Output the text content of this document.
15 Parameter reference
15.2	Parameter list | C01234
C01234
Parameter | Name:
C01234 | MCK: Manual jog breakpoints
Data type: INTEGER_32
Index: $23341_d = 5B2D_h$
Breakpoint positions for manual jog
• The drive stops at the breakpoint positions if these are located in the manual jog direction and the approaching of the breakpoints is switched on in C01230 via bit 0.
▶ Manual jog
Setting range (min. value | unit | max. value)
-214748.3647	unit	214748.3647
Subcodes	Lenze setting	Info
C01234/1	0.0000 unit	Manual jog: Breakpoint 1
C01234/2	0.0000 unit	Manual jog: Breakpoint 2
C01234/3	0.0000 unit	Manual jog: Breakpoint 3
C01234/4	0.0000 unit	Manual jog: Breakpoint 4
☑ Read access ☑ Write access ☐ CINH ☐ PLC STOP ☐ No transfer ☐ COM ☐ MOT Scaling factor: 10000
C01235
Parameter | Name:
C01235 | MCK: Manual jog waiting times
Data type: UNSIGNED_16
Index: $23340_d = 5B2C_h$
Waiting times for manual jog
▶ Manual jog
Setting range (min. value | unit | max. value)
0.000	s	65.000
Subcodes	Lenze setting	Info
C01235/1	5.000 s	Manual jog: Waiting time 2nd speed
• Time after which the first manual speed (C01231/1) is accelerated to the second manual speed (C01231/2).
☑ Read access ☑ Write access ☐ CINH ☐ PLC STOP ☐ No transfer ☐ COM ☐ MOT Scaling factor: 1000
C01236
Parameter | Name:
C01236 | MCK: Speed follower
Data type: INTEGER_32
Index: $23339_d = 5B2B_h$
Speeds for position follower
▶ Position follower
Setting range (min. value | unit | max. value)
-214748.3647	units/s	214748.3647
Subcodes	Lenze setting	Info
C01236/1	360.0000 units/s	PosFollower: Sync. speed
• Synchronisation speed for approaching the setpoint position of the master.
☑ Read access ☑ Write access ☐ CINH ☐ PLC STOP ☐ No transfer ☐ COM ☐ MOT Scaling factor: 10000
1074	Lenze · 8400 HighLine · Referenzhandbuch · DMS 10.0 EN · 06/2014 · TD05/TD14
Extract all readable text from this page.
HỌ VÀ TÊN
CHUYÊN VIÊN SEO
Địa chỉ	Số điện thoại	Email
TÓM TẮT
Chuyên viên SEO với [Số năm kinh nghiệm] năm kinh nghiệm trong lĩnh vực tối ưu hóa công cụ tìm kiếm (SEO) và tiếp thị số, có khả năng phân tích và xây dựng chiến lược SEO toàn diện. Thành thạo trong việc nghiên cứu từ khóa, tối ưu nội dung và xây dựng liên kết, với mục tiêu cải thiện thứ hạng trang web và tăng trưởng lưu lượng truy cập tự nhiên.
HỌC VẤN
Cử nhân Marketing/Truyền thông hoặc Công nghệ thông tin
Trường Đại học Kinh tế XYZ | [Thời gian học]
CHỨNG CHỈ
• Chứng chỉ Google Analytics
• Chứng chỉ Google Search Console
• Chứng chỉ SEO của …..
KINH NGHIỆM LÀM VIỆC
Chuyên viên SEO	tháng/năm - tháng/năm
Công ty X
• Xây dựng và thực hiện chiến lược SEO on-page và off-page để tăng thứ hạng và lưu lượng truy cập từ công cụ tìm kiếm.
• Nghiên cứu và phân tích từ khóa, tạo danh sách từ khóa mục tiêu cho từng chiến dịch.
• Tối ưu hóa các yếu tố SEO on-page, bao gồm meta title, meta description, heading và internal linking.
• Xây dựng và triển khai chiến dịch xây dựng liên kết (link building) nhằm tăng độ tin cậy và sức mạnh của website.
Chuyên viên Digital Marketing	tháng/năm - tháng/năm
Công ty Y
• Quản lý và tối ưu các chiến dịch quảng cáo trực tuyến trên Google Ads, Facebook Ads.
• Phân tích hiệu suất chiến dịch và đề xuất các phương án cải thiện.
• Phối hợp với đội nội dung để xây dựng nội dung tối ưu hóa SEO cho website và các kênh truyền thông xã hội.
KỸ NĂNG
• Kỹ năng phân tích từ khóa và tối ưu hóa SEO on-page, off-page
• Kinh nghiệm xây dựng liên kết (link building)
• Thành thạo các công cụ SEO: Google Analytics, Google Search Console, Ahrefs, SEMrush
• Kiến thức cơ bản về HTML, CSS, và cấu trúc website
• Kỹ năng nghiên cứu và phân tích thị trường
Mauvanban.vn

> [Problem to work on]: Collect the lines of the data that carry the word "lược".

> [Result below]:
Chuyên viên SEO với [Số năm kinh nghiệm] năm kinh nghiệm trong lĩnh vực tối ưu hóa công cụ tìm kiếm (SEO) và tiếp thị số, có khả năng phân tích và xây dựng chiến lược SEO toàn diện. Thành thạo trong việc nghiên cứu từ khóa, tối ưu nội dung và xây dựng liên kết, với mục tiêu cải thiện thứ hạng trang web và tăng trưởng lưu lượng truy cập tự nhiên.
• Xây dựng và thực hiện chiến lược SEO on-page và off-page để tăng thứ hạng và lưu lượng truy cập từ công cụ tìm kiếm.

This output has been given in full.